--- MATERIAL FOR THIS TASK ---

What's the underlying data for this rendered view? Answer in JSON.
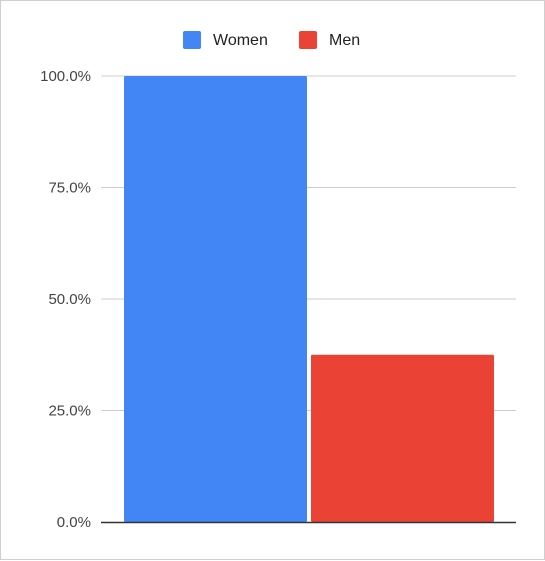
{
  "chart_data": {
    "type": "bar",
    "title": "",
    "xlabel": "",
    "ylabel": "",
    "categories": [
      ""
    ],
    "series": [
      {
        "name": "Women",
        "values": [
          100.0
        ],
        "color": "#4285f4"
      },
      {
        "name": "Men",
        "values": [
          37.5
        ],
        "color": "#ea4335"
      }
    ],
    "ylim": [
      0,
      100
    ],
    "y_ticks": [
      {
        "value": 0,
        "label": "0.0%"
      },
      {
        "value": 25,
        "label": "25.0%"
      },
      {
        "value": 50,
        "label": "50.0%"
      },
      {
        "value": 75,
        "label": "75.0%"
      },
      {
        "value": 100,
        "label": "100.0%"
      }
    ],
    "grid": true,
    "legend_position": "top-center",
    "gridline_color": "#cccccc",
    "axis_color": "#333333"
  }
}
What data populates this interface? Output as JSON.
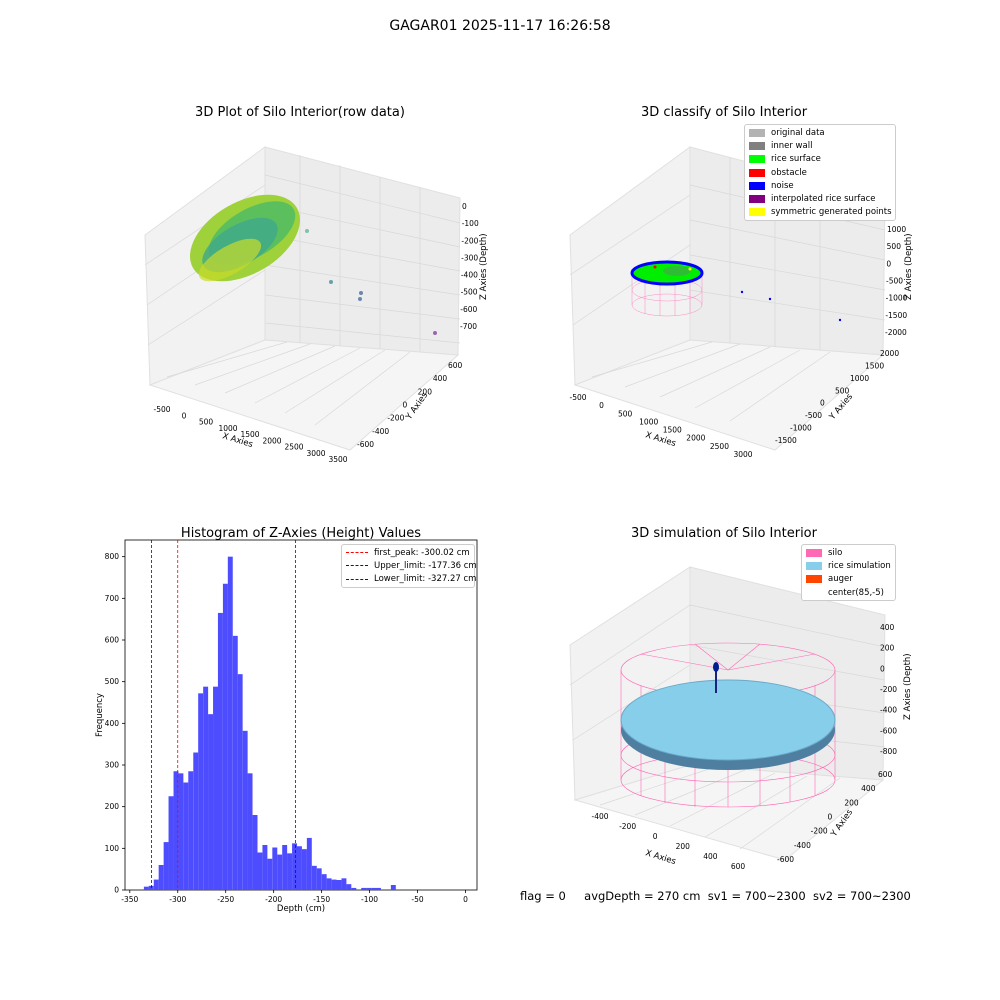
{
  "figure": {
    "suptitle": "GAGAR01 2025-11-17 16:26:58"
  },
  "panels": {
    "raw": {
      "title": "3D Plot of Silo Interior(row data)",
      "xlabel": "X Axies",
      "ylabel": "Y Axies",
      "zlabel": "Z Axies (Depth)",
      "xticks": [
        "-500",
        "0",
        "500",
        "1000",
        "1500",
        "2000",
        "2500",
        "3000",
        "3500"
      ],
      "yticks": [
        "600",
        "400",
        "200",
        "0",
        "-200",
        "-400",
        "-600"
      ],
      "zticks": [
        "0",
        "-100",
        "-200",
        "-300",
        "-400",
        "-500",
        "-600",
        "-700"
      ]
    },
    "classify": {
      "title": "3D classify of Silo Interior",
      "xlabel": "X Axies",
      "ylabel": "Y Axies",
      "zlabel": "Z Axies (Depth)",
      "xticks": [
        "-500",
        "0",
        "500",
        "1000",
        "1500",
        "2000",
        "2500",
        "3000"
      ],
      "yticks": [
        "2000",
        "1500",
        "1000",
        "500",
        "0",
        "-500",
        "-1000",
        "-1500"
      ],
      "zticks": [
        "1000",
        "500",
        "0",
        "-500",
        "-1000",
        "-1500",
        "-2000"
      ],
      "legend": [
        {
          "label": "original data",
          "color": "#b3b3b3"
        },
        {
          "label": "inner wall",
          "color": "#808080"
        },
        {
          "label": "rice surface",
          "color": "#00ff00"
        },
        {
          "label": "obstacle",
          "color": "#ff0000"
        },
        {
          "label": "noise",
          "color": "#0000ff"
        },
        {
          "label": "interpolated rice surface",
          "color": "#800080"
        },
        {
          "label": "symmetric generated points",
          "color": "#ffff00"
        }
      ]
    },
    "simulation": {
      "title": "3D simulation of Silo Interior",
      "xlabel": "X Axies",
      "ylabel": "Y Axies",
      "zlabel": "Z Axies (Depth)",
      "xticks": [
        "-400",
        "-200",
        "0",
        "200",
        "400",
        "600"
      ],
      "yticks": [
        "600",
        "400",
        "200",
        "0",
        "-200",
        "-400",
        "-600"
      ],
      "zticks": [
        "400",
        "200",
        "0",
        "-200",
        "-400",
        "-600",
        "-800"
      ],
      "legend": [
        {
          "label": "silo",
          "color": "#ff69b4"
        },
        {
          "label": "rice simulation",
          "color": "#87ceeb"
        },
        {
          "label": "auger",
          "color": "#ff4500"
        },
        {
          "label": "center(85,-5)",
          "color": "#ffffff"
        }
      ]
    }
  },
  "chart_data": {
    "type": "bar",
    "title": "Histogram of Z-Axies (Height) Values",
    "xlabel": "Depth (cm)",
    "ylabel": "Frequency",
    "xlim": [
      -355,
      12
    ],
    "ylim": [
      0,
      840
    ],
    "xticks": [
      -350,
      -300,
      -250,
      -200,
      -150,
      -100,
      -50,
      0
    ],
    "yticks": [
      0,
      100,
      200,
      300,
      400,
      500,
      600,
      700,
      800
    ],
    "bar_color": "#4d4dff",
    "bin_width": 5.15,
    "bin_starts": [
      -335.3,
      -330.2,
      -325.0,
      -319.9,
      -314.7,
      -309.6,
      -304.4,
      -299.3,
      -294.1,
      -289.0,
      -283.8,
      -278.7,
      -273.5,
      -268.4,
      -263.2,
      -258.1,
      -252.9,
      -247.8,
      -242.6,
      -237.5,
      -232.3,
      -227.2,
      -222.0,
      -216.9,
      -211.7,
      -206.6,
      -201.4,
      -196.3,
      -191.1,
      -186.0,
      -180.8,
      -175.7,
      -170.5,
      -165.4,
      -160.2,
      -155.1,
      -149.9,
      -144.8,
      -139.6,
      -134.5,
      -129.3,
      -124.2,
      -119.0,
      -113.9,
      -108.7,
      -103.6,
      -98.4,
      -93.3,
      -88.1,
      -83.0,
      -77.8,
      -72.7,
      -67.5,
      -62.4,
      -57.2,
      -52.1,
      -46.9,
      -41.8,
      -36.6,
      -31.5,
      -26.3,
      -21.2,
      -16.0,
      -10.9,
      -5.7,
      -0.6
    ],
    "values": [
      8,
      10,
      25,
      60,
      115,
      225,
      285,
      280,
      258,
      285,
      330,
      472,
      488,
      422,
      488,
      665,
      735,
      800,
      610,
      518,
      382,
      280,
      180,
      90,
      108,
      75,
      102,
      85,
      108,
      88,
      112,
      105,
      98,
      125,
      58,
      52,
      38,
      28,
      25,
      24,
      28,
      14,
      5,
      0,
      5,
      5,
      5,
      5,
      0,
      0,
      12,
      0,
      0,
      0,
      0,
      0,
      0,
      0,
      0,
      0,
      0,
      0,
      0,
      0,
      0,
      0
    ],
    "vlines": [
      {
        "label": "first_peak: -300.02 cm",
        "x": -300.02,
        "color": "#ff0000"
      },
      {
        "label": "Upper_limit: -177.36 cm",
        "x": -177.36,
        "color": "#0000ff"
      },
      {
        "label": "Lower_limit: -327.27 cm",
        "x": -327.27,
        "color": "#0000ff"
      }
    ]
  },
  "status": {
    "flag": "flag = 0",
    "avg_depth": "avgDepth = 270 cm",
    "sv1": "sv1 = 700~2300",
    "sv2": "sv2 = 700~2300"
  }
}
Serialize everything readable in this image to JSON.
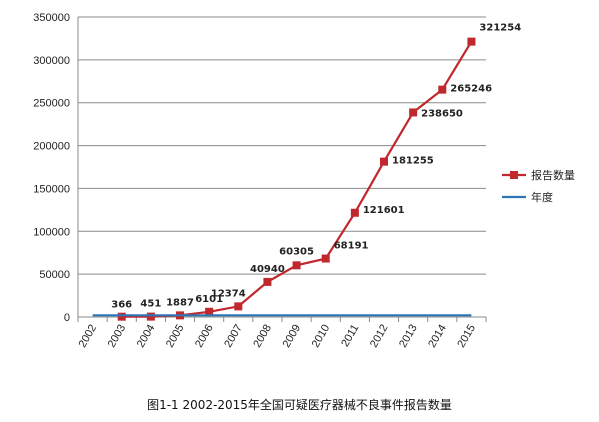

---

-- DIRECTIONS --
Every line of the data above should be quoted exactly. Omit the pictures.

-- OUTPUT --
What's the underlying data for this rendered view? Answer in JSON.
{
  "chart_data": {
    "type": "bar",
    "title": "",
    "xlabel": "",
    "ylabel": "",
    "categories": [
      ""
    ],
    "series": [
      {
        "name": "Women",
        "values": [
          100.0
        ],
        "color": "#4285f4"
      },
      {
        "name": "Men",
        "values": [
          37.5
        ],
        "color": "#ea4335"
      }
    ],
    "ylim": [
      0,
      100
    ],
    "y_ticks": [
      {
        "value": 0,
        "label": "0.0%"
      },
      {
        "value": 25,
        "label": "25.0%"
      },
      {
        "value": 50,
        "label": "50.0%"
      },
      {
        "value": 75,
        "label": "75.0%"
      },
      {
        "value": 100,
        "label": "100.0%"
      }
    ],
    "grid": true,
    "legend_position": "top-center",
    "gridline_color": "#cccccc",
    "axis_color": "#333333"
  }
}
What data populates this interface? Output as JSON.
{
  "figure": {
    "suptitle": "GAGAR01 2025-11-17 16:26:58"
  },
  "panels": {
    "raw": {
      "title": "3D Plot of Silo Interior(row data)",
      "xlabel": "X Axies",
      "ylabel": "Y Axies",
      "zlabel": "Z Axies (Depth)",
      "xticks": [
        "-500",
        "0",
        "500",
        "1000",
        "1500",
        "2000",
        "2500",
        "3000",
        "3500"
      ],
      "yticks": [
        "600",
        "400",
        "200",
        "0",
        "-200",
        "-400",
        "-600"
      ],
      "zticks": [
        "0",
        "-100",
        "-200",
        "-300",
        "-400",
        "-500",
        "-600",
        "-700"
      ]
    },
    "classify": {
      "title": "3D classify of Silo Interior",
      "xlabel": "X Axies",
      "ylabel": "Y Axies",
      "zlabel": "Z Axies (Depth)",
      "xticks": [
        "-500",
        "0",
        "500",
        "1000",
        "1500",
        "2000",
        "2500",
        "3000"
      ],
      "yticks": [
        "2000",
        "1500",
        "1000",
        "500",
        "0",
        "-500",
        "-1000",
        "-1500"
      ],
      "zticks": [
        "1000",
        "500",
        "0",
        "-500",
        "-1000",
        "-1500",
        "-2000"
      ],
      "legend": [
        {
          "label": "original data",
          "color": "#b3b3b3"
        },
        {
          "label": "inner wall",
          "color": "#808080"
        },
        {
          "label": "rice surface",
          "color": "#00ff00"
        },
        {
          "label": "obstacle",
          "color": "#ff0000"
        },
        {
          "label": "noise",
          "color": "#0000ff"
        },
        {
          "label": "interpolated rice surface",
          "color": "#800080"
        },
        {
          "label": "symmetric generated points",
          "color": "#ffff00"
        }
      ]
    },
    "simulation": {
      "title": "3D simulation of Silo Interior",
      "xlabel": "X Axies",
      "ylabel": "Y Axies",
      "zlabel": "Z Axies (Depth)",
      "xticks": [
        "-400",
        "-200",
        "0",
        "200",
        "400",
        "600"
      ],
      "yticks": [
        "600",
        "400",
        "200",
        "0",
        "-200",
        "-400",
        "-600"
      ],
      "zticks": [
        "400",
        "200",
        "0",
        "-200",
        "-400",
        "-600",
        "-800"
      ],
      "legend": [
        {
          "label": "silo",
          "color": "#ff69b4"
        },
        {
          "label": "rice simulation",
          "color": "#87ceeb"
        },
        {
          "label": "auger",
          "color": "#ff4500"
        },
        {
          "label": "center(85,-5)",
          "color": "#ffffff"
        }
      ]
    }
  },
  "chart_data": {
    "type": "bar",
    "title": "Histogram of Z-Axies (Height) Values",
    "xlabel": "Depth (cm)",
    "ylabel": "Frequency",
    "xlim": [
      -355,
      12
    ],
    "ylim": [
      0,
      840
    ],
    "xticks": [
      -350,
      -300,
      -250,
      -200,
      -150,
      -100,
      -50,
      0
    ],
    "yticks": [
      0,
      100,
      200,
      300,
      400,
      500,
      600,
      700,
      800
    ],
    "bar_color": "#4d4dff",
    "bin_width": 5.15,
    "bin_starts": [
      -335.3,
      -330.2,
      -325.0,
      -319.9,
      -314.7,
      -309.6,
      -304.4,
      -299.3,
      -294.1,
      -289.0,
      -283.8,
      -278.7,
      -273.5,
      -268.4,
      -263.2,
      -258.1,
      -252.9,
      -247.8,
      -242.6,
      -237.5,
      -232.3,
      -227.2,
      -222.0,
      -216.9,
      -211.7,
      -206.6,
      -201.4,
      -196.3,
      -191.1,
      -186.0,
      -180.8,
      -175.7,
      -170.5,
      -165.4,
      -160.2,
      -155.1,
      -149.9,
      -144.8,
      -139.6,
      -134.5,
      -129.3,
      -124.2,
      -119.0,
      -113.9,
      -108.7,
      -103.6,
      -98.4,
      -93.3,
      -88.1,
      -83.0,
      -77.8,
      -72.7,
      -67.5,
      -62.4,
      -57.2,
      -52.1,
      -46.9,
      -41.8,
      -36.6,
      -31.5,
      -26.3,
      -21.2,
      -16.0,
      -10.9,
      -5.7,
      -0.6
    ],
    "values": [
      8,
      10,
      25,
      60,
      115,
      225,
      285,
      280,
      258,
      285,
      330,
      472,
      488,
      422,
      488,
      665,
      735,
      800,
      610,
      518,
      382,
      280,
      180,
      90,
      108,
      75,
      102,
      85,
      108,
      88,
      112,
      105,
      98,
      125,
      58,
      52,
      38,
      28,
      25,
      24,
      28,
      14,
      5,
      0,
      5,
      5,
      5,
      5,
      0,
      0,
      12,
      0,
      0,
      0,
      0,
      0,
      0,
      0,
      0,
      0,
      0,
      0,
      0,
      0,
      0,
      0
    ],
    "vlines": [
      {
        "label": "first_peak: -300.02 cm",
        "x": -300.02,
        "color": "#ff0000"
      },
      {
        "label": "Upper_limit: -177.36 cm",
        "x": -177.36,
        "color": "#0000ff"
      },
      {
        "label": "Lower_limit: -327.27 cm",
        "x": -327.27,
        "color": "#0000ff"
      }
    ]
  },
  "status": {
    "flag": "flag = 0",
    "avg_depth": "avgDepth = 270 cm",
    "sv1": "sv1 = 700~2300",
    "sv2": "sv2 = 700~2300"
  }
}
Serialize everything readable in this image to JSON.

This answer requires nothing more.